* GIVEN PROBLEM *
Find the number of lines containing the string "nose" in the data. Answer with the number by itself.

[Raw records]
»»

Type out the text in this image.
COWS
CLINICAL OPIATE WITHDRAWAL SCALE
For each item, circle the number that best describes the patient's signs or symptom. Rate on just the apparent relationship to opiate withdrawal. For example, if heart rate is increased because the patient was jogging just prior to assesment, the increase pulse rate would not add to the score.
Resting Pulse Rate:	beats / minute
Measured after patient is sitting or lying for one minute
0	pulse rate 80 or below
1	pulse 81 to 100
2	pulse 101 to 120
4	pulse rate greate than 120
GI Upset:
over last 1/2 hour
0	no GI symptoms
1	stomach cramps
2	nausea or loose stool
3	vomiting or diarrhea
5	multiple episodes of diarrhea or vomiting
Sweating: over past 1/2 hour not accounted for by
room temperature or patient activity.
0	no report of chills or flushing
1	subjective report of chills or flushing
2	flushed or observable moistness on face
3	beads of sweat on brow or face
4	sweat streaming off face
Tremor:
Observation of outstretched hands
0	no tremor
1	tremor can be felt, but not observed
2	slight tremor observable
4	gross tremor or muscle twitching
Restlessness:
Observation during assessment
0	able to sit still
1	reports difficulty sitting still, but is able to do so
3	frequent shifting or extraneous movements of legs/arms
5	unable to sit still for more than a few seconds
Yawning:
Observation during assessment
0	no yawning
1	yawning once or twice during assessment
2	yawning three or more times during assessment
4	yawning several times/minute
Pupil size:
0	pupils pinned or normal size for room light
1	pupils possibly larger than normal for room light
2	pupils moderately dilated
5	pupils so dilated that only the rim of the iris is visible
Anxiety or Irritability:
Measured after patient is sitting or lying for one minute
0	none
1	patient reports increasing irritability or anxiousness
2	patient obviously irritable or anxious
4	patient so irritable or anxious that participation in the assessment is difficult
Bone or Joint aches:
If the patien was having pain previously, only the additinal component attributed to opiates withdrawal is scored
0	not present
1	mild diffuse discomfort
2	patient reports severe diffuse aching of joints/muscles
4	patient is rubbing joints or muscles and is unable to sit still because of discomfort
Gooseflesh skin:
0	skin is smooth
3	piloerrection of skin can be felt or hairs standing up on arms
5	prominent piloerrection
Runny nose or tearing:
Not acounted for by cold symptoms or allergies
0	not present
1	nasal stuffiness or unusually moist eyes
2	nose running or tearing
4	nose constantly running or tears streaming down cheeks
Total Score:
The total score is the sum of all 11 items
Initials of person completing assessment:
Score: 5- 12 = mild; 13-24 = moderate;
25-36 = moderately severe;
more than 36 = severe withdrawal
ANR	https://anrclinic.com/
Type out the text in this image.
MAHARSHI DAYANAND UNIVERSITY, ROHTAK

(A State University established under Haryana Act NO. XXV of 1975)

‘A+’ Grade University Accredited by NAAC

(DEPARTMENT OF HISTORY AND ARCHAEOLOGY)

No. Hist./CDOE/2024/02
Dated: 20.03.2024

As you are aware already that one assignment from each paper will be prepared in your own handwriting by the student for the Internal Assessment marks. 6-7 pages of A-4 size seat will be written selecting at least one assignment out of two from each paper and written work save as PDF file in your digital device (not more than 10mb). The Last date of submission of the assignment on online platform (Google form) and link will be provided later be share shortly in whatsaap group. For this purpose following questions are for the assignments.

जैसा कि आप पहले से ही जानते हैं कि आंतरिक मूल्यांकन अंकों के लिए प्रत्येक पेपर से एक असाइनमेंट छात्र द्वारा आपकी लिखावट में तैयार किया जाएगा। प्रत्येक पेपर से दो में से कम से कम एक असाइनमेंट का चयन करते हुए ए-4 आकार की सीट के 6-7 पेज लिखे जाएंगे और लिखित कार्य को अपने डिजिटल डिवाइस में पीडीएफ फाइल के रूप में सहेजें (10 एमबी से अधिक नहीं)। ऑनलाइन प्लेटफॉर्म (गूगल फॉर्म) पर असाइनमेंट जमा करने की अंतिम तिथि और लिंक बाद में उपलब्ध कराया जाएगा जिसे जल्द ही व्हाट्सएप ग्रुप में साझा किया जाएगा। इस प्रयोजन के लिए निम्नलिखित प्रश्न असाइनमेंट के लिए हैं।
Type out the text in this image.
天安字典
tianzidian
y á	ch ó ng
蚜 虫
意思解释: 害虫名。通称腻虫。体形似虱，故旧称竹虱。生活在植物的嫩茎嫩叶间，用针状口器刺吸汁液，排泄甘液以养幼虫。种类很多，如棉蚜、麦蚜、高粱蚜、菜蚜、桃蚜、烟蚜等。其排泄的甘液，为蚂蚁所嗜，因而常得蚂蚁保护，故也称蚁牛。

««

* FULL RESPONSE *
3